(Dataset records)

- - - - -

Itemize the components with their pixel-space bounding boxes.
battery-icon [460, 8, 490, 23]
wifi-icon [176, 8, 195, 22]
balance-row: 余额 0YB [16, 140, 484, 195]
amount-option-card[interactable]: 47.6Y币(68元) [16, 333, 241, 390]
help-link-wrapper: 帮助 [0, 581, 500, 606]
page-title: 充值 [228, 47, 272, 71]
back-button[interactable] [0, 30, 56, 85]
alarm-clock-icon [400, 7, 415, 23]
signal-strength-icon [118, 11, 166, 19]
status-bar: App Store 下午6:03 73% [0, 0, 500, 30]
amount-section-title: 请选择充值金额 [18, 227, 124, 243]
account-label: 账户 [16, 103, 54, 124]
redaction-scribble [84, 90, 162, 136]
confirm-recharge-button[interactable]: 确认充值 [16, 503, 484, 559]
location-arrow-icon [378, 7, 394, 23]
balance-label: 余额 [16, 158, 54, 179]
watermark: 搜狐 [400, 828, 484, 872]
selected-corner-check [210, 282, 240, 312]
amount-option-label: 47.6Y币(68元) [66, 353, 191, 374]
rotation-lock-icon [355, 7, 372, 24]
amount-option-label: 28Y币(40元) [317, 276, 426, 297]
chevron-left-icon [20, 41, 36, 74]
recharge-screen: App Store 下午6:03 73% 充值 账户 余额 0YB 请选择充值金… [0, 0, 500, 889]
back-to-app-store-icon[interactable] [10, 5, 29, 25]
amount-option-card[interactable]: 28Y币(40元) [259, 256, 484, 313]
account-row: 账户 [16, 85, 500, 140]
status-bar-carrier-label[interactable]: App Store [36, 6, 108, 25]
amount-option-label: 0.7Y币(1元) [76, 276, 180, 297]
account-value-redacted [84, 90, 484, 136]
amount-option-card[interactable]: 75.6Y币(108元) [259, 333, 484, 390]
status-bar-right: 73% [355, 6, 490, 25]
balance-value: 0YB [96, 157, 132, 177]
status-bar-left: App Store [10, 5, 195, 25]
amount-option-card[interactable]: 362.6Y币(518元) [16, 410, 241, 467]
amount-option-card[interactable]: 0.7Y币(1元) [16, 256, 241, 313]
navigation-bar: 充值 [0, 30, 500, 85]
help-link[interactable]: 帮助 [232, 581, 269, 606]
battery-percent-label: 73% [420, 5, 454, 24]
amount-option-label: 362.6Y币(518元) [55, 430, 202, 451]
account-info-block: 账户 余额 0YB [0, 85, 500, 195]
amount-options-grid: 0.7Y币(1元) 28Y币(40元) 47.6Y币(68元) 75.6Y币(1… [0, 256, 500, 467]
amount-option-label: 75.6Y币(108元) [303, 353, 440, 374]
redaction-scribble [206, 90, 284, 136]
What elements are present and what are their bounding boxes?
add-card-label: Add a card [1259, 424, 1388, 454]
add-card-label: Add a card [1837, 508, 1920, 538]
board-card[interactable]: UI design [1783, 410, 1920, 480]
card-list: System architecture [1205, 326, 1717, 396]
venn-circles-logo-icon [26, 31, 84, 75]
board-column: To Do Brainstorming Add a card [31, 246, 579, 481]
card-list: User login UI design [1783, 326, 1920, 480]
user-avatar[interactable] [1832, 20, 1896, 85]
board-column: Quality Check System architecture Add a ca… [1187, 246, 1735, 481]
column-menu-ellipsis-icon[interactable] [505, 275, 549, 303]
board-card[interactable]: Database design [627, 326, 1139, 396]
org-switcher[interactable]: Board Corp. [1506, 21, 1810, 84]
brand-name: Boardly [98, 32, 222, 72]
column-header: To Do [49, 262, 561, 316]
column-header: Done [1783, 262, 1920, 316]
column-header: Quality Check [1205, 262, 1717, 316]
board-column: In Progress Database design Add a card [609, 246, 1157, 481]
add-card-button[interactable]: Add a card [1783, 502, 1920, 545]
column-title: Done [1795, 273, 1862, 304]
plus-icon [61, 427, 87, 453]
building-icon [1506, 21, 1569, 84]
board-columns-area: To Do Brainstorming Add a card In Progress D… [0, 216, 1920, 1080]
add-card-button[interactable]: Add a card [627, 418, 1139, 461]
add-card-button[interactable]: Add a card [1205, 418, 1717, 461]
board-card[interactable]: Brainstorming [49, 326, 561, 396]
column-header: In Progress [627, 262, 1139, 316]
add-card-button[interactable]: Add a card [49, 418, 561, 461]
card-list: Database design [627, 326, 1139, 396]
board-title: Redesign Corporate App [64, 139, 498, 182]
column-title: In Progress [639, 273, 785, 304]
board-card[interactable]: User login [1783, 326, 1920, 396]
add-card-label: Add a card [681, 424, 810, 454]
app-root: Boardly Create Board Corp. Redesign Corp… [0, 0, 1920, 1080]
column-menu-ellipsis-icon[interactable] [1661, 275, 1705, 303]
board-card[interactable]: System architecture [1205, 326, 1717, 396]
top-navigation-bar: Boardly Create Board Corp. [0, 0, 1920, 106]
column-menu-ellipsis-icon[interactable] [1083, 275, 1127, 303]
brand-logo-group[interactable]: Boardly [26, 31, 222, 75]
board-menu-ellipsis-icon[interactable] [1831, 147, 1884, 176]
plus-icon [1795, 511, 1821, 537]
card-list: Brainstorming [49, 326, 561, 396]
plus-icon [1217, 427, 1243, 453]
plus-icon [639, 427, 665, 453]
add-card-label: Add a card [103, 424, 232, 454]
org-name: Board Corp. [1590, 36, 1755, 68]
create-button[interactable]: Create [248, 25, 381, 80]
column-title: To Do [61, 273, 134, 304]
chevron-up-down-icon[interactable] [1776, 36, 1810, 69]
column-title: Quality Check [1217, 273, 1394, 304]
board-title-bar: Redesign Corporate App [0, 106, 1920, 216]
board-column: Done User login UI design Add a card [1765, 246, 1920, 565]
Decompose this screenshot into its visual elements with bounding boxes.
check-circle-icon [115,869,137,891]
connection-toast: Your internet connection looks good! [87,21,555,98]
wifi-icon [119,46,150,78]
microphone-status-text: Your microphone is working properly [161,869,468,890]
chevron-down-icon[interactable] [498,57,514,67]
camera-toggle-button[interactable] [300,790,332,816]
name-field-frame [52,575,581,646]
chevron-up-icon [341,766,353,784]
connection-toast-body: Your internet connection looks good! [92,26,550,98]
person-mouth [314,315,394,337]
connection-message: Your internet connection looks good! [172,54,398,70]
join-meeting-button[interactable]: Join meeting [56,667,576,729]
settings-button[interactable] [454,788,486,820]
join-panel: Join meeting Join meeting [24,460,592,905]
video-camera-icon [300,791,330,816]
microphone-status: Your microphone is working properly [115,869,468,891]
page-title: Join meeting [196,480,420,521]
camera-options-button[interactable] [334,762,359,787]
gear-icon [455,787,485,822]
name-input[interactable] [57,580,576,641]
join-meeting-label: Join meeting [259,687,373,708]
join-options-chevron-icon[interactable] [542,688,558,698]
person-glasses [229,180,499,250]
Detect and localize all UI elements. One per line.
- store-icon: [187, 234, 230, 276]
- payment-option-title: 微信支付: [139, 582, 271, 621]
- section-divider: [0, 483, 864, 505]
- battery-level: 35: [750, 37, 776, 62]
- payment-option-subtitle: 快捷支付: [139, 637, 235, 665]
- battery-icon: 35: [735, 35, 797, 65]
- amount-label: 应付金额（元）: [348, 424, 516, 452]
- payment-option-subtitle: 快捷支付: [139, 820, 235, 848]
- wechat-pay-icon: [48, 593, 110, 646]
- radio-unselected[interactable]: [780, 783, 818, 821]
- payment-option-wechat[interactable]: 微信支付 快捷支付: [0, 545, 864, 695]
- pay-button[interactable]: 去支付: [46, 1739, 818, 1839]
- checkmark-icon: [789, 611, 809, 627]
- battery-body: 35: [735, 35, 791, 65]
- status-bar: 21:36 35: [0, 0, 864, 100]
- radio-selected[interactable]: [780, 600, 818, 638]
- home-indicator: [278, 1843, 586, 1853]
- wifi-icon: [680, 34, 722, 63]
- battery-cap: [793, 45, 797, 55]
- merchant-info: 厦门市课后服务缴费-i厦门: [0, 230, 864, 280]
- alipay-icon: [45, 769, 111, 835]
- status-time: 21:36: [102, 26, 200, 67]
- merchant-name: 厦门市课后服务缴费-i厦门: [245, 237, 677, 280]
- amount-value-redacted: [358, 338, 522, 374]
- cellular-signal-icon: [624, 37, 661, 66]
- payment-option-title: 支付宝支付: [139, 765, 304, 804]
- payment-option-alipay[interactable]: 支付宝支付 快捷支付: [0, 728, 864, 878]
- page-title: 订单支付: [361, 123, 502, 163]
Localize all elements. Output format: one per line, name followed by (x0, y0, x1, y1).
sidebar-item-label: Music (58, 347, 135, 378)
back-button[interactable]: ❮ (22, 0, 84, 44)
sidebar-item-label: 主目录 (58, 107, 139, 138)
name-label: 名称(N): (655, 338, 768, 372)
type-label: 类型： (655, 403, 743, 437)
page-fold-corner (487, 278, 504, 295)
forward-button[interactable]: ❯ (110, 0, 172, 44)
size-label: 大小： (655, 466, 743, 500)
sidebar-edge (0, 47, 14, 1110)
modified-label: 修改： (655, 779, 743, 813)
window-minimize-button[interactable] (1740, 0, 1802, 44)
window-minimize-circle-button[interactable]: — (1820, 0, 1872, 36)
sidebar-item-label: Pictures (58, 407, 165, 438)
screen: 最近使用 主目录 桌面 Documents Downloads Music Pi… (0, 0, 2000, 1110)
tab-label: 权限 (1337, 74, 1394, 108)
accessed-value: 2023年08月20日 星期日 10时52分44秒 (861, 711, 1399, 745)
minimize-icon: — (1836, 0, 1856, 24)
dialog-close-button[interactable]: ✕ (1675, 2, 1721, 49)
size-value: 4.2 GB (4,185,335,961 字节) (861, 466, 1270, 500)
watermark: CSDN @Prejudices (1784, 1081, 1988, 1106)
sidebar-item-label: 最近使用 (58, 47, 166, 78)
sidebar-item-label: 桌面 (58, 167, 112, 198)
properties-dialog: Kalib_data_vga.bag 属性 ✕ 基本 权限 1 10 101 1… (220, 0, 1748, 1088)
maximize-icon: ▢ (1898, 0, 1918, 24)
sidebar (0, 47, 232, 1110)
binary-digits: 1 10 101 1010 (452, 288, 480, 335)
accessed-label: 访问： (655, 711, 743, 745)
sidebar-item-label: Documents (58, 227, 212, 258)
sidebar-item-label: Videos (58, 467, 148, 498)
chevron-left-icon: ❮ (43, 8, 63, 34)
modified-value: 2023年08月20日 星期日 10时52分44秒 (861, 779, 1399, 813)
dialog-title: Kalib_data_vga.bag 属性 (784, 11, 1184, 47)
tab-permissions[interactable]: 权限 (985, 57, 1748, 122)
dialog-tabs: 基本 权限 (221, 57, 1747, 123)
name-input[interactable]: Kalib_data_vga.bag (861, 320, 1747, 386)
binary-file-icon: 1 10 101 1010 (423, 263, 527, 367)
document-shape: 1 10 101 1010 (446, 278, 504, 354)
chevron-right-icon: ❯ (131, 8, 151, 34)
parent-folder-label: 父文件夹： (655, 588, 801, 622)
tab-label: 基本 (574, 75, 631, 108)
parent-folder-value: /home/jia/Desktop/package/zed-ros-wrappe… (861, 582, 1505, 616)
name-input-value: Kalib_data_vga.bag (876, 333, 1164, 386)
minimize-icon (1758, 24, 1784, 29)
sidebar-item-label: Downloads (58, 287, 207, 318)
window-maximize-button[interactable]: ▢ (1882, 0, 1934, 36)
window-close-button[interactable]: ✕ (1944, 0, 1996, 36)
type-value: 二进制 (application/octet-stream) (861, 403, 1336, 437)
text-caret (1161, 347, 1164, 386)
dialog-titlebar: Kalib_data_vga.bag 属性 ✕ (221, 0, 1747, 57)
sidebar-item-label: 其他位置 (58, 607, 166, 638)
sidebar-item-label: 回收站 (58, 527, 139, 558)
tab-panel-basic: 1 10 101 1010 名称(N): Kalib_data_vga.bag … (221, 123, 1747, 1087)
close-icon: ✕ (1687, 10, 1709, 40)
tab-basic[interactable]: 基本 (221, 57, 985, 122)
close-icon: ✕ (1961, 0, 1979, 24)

- - - - -

#### SHORT PROBLEM:
Set down everything from the start of the items through the line containing "alarm-clock-icon [400, 7, 415, 23]", both ends included, copying each line as it appears.

#### RESPONSE FOR THIS EXERCISE:
Itemize the components with their pixel-space bounding boxes.
battery-icon [460, 8, 490, 23]
wifi-icon [176, 8, 195, 22]
balance-row: 余额 0YB [16, 140, 484, 195]
amount-option-card[interactable]: 47.6Y币(68元) [16, 333, 241, 390]
help-link-wrapper: 帮助 [0, 581, 500, 606]
page-title: 充值 [228, 47, 272, 71]
back-button[interactable] [0, 30, 56, 85]
alarm-clock-icon [400, 7, 415, 23]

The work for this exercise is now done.